- **EXERCISE DESCRIPTION**
All entries should be output exactly as they stand.

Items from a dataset
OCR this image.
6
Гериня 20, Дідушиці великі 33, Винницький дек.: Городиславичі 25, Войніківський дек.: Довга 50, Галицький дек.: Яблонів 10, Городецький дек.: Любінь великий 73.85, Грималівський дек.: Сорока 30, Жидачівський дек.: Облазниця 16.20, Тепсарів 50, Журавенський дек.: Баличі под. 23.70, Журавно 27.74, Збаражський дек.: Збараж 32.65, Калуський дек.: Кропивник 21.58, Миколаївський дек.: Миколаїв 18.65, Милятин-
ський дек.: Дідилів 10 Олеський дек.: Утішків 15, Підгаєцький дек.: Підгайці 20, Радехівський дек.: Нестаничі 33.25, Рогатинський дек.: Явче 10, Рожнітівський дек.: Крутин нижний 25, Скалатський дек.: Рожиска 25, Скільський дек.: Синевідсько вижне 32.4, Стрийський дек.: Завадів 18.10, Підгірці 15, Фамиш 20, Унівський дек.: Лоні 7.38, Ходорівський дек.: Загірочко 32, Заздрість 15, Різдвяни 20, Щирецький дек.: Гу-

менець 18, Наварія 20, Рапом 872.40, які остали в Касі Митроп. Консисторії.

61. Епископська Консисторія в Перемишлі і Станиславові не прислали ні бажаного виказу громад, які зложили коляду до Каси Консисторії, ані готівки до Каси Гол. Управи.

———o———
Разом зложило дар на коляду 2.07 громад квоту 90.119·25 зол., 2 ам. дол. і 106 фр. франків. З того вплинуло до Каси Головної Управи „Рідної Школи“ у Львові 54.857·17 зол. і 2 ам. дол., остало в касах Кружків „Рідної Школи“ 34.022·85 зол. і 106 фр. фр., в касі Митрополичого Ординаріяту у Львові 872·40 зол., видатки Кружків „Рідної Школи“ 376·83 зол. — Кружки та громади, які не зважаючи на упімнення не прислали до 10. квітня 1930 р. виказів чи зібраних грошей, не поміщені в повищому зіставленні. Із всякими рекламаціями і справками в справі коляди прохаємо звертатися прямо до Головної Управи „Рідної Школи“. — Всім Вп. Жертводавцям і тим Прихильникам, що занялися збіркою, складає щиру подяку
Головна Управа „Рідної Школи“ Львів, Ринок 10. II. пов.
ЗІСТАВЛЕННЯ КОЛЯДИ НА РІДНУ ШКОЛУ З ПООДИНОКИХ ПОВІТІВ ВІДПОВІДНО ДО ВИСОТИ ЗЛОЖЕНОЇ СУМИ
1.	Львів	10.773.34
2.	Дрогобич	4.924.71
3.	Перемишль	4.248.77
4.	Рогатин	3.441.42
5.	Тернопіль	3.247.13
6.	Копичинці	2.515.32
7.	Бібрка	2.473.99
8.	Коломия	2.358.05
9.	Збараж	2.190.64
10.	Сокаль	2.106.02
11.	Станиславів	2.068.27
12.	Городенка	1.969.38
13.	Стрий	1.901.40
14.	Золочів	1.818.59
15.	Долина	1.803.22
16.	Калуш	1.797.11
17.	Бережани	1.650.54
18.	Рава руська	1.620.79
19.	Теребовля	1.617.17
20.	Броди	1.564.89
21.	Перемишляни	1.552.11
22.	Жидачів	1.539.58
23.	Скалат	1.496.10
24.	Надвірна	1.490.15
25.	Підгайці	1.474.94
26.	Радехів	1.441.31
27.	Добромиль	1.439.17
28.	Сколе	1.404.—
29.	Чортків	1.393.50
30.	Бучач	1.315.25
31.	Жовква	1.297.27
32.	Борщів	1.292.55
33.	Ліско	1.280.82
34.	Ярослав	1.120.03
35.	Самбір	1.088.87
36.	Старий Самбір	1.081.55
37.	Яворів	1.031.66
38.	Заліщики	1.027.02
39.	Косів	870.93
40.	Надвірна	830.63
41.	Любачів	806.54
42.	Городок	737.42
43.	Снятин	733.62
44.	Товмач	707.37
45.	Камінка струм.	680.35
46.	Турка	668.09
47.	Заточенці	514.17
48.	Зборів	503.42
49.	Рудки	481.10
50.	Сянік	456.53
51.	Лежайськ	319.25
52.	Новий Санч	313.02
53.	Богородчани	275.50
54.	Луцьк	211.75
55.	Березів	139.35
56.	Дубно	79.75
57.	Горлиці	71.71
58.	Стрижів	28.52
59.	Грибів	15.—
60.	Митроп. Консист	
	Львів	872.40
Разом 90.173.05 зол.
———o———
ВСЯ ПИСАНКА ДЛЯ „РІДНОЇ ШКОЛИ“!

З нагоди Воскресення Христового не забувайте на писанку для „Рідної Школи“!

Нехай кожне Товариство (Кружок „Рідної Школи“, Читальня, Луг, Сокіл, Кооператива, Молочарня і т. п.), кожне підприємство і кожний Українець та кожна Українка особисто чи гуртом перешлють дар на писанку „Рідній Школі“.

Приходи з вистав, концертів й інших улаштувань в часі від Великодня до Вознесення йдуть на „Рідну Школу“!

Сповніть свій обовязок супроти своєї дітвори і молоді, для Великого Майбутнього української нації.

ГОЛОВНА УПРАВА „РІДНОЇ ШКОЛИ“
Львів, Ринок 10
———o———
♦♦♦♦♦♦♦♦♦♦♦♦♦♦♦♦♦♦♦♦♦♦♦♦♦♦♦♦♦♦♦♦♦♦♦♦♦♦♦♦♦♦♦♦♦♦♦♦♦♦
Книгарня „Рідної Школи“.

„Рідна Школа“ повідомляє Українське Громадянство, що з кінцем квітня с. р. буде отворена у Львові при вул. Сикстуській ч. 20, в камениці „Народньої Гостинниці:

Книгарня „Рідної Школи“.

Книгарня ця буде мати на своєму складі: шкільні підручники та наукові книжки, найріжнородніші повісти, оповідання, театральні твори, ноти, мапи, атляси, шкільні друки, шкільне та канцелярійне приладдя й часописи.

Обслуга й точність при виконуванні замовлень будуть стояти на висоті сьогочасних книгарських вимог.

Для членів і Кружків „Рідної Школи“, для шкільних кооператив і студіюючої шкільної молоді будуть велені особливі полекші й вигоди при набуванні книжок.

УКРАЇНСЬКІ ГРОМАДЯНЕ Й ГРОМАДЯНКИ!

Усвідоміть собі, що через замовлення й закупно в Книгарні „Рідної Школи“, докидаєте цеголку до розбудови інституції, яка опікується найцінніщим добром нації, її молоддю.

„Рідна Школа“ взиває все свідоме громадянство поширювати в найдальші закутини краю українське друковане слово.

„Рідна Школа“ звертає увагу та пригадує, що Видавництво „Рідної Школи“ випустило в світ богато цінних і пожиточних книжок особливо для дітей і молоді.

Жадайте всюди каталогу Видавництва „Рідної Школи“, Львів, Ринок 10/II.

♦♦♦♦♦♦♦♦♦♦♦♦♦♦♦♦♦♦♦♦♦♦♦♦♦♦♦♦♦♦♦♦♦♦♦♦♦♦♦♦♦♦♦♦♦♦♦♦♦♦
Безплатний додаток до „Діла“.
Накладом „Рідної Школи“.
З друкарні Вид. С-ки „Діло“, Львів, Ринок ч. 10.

- **TASK RESPONSE**
OCR this image.
6
Гериня 20, Дідушиці великі 33, Винницький дек.: Городиславичі 25, Войніківський дек.: Довга 50, Галицький дек.: Яблонів 10, Городецький дек.: Любінь великий 73.85, Грималівський дек.: Сорока 30, Жидачівський дек.: Облазниця 16.20, Тепсарів 50, Журавенський дек.: Баличі под. 23.70, Журавно 27.74, Збаражський дек.: Збараж 32.65, Калуський дек.: Кропивник 21.58, Миколаївський дек.: Миколаїв 18.65, Милятин-
ський дек.: Дідилів 10 Олеський дек.: Утішків 15, Підгаєцький дек.: Підгайці 20, Радехівський дек.: Нестаничі 33.25, Рогатинський дек.: Явче 10, Рожнітівський дек.: Крутин нижний 25, Скалатський дек.: Рожиска 25, Скільський дек.: Синевідсько вижне 32.4, Стрийський дек.: Завадів 18.10, Підгірці 15, Фамиш 20, Унівський дек.: Лоні 7.38, Ходорівський дек.: Загірочко 32, Заздрість 15, Різдвяни 20, Щирецький дек.: Гу-

менець 18, Наварія 20, Рапом 872.40, які остали в Касі Митроп. Консисторії.

61. Епископська Консисторія в Перемишлі і Станиславові не прислали ні бажаного виказу громад, які зложили коляду до Каси Консисторії, ані готівки до Каси Гол. Управи.

———o———
Разом зложило дар на коляду 2.07 громад квоту 90.119·25 зол., 2 ам. дол. і 106 фр. франків. З того вплинуло до Каси Головної Управи „Рідної Школи“ у Львові 54.857·17 зол. і 2 ам. дол., остало в касах Кружків „Рідної Школи“ 34.022·85 зол. і 106 фр. фр., в касі Митрополичого Ординаріяту у Львові 872·40 зол., видатки Кружків „Рідної Школи“ 376·83 зол. — Кружки та громади, які не зважаючи на упімнення не прислали до 10. квітня 1930 р. виказів чи зібраних грошей, не поміщені в повищому зіставленні. Із всякими рекламаціями і справками в справі коляди прохаємо звертатися прямо до Головної Управи „Рідної Школи“. — Всім Вп. Жертводавцям і тим Прихильникам, що занялися збіркою, складає щиру подяку
Головна Управа „Рідної Школи“ Львів, Ринок 10. II. пов.
ЗІСТАВЛЕННЯ КОЛЯДИ НА РІДНУ ШКОЛУ З ПООДИНОКИХ ПОВІТІВ ВІДПОВІДНО ДО ВИСОТИ ЗЛОЖЕНОЇ СУМИ
1.	Львів	10.773.34
2.	Дрогобич	4.924.71
3.	Перемишль	4.248.77
4.	Рогатин	3.441.42
5.	Тернопіль	3.247.13
6.	Копичинці	2.515.32
7.	Бібрка	2.473.99
8.	Коломия	2.358.05
9.	Збараж	2.190.64
10.	Сокаль	2.106.02
11.	Станиславів	2.068.27
12.	Городенка	1.969.38
13.	Стрий	1.901.40
14.	Золочів	1.818.59
15.	Долина	1.803.22
16.	Калуш	1.797.11
17.	Бережани	1.650.54
18.	Рава руська	1.620.79
19.	Теребовля	1.617.17
20.	Броди	1.564.89
21.	Перемишляни	1.552.11
22.	Жидачів	1.539.58
23.	Скалат	1.496.10
24.	Надвірна	1.490.15
25.	Підгайці	1.474.94
26.	Радехів	1.441.31
27.	Добромиль	1.439.17
28.	Сколе	1.404.—
29.	Чортків	1.393.50
30.	Бучач	1.315.25
31.	Жовква	1.297.27
32.	Борщів	1.292.55
33.	Ліско	1.280.82
34.	Ярослав	1.120.03
35.	Самбір	1.088.87
36.	Старий Самбір	1.081.55
37.	Яворів	1.031.66
38.	Заліщики	1.027.02
39.	Косів	870.93
40.	Надвірна	830.63
41.	Любачів	806.54
42.	Городок	737.42
43.	Снятин	733.62
44.	Товмач	707.37
45.	Камінка струм.	680.35
46.	Турка	668.09
47.	Заточенці	514.17
48.	Зборів	503.42
49.	Рудки	481.10
50.	Сянік	456.53
51.	Лежайськ	319.25
52.	Новий Санч	313.02
53.	Богородчани	275.50
54.	Луцьк	211.75
55.	Березів	139.35
56.	Дубно	79.75
57.	Горлиці	71.71
58.	Стрижів	28.52
59.	Грибів	15.—
60.	Митроп. Консист	
	Львів	872.40
Разом 90.173.05 зол.
———o———
ВСЯ ПИСАНКА ДЛЯ „РІДНОЇ ШКОЛИ“!

З нагоди Воскресення Христового не забувайте на писанку для „Рідної Школи“!

Нехай кожне Товариство (Кружок „Рідної Школи“, Читальня, Луг, Сокіл, Кооператива, Молочарня і т. п.), кожне підприємство і кожний Українець та кожна Українка особисто чи гуртом перешлють дар на писанку „Рідній Школі“.

Приходи з вистав, концертів й інших улаштувань в часі від Великодня до Вознесення йдуть на „Рідну Школу“!

Сповніть свій обовязок супроти своєї дітвори і молоді, для Великого Майбутнього української нації.

ГОЛОВНА УПРАВА „РІДНОЇ ШКОЛИ“
Львів, Ринок 10
———o———
♦♦♦♦♦♦♦♦♦♦♦♦♦♦♦♦♦♦♦♦♦♦♦♦♦♦♦♦♦♦♦♦♦♦♦♦♦♦♦♦♦♦♦♦♦♦♦♦♦♦
Книгарня „Рідної Школи“.

„Рідна Школа“ повідомляє Українське Громадянство, що з кінцем квітня с. р. буде отворена у Львові при вул. Сикстуській ч. 20, в камениці „Народньої Гостинниці:

Книгарня „Рідної Школи“.

Книгарня ця буде мати на своєму складі: шкільні підручники та наукові книжки, найріжнородніші повісти, оповідання, театральні твори, ноти, мапи, атляси, шкільні друки, шкільне та канцелярійне приладдя й часописи.

Обслуга й точність при виконуванні замовлень будуть стояти на висоті сьогочасних книгарських вимог.

Для членів і Кружків „Рідної Школи“, для шкільних кооператив і студіюючої шкільної молоді будуть велені особливі полекші й вигоди при набуванні книжок.

УКРАЇНСЬКІ ГРОМАДЯНЕ Й ГРОМАДЯНКИ!

Усвідоміть собі, що через замовлення й закупно в Книгарні „Рідної Школи“, докидаєте цеголку до розбудови інституції, яка опікується найцінніщим добром нації, її молоддю.

„Рідна Школа“ взиває все свідоме громадянство поширювати в найдальші закутини краю українське друковане слово.

„Рідна Школа“ звертає увагу та пригадує, що Видавництво „Рідної Школи“ випустило в світ богато цінних і пожиточних книжок особливо для дітей і молоді.

Жадайте всюди каталогу Видавництва „Рідної Школи“, Львів, Ринок 10/II.

♦♦♦♦♦♦♦♦♦♦♦♦♦♦♦♦♦♦♦♦♦♦♦♦♦♦♦♦♦♦♦♦♦♦♦♦♦♦♦♦♦♦♦♦♦♦♦♦♦♦
Безплатний додаток до „Діла“.
Накладом „Рідної Школи“.
З друкарні Вид. С-ки „Діло“, Львів, Ринок ч. 10.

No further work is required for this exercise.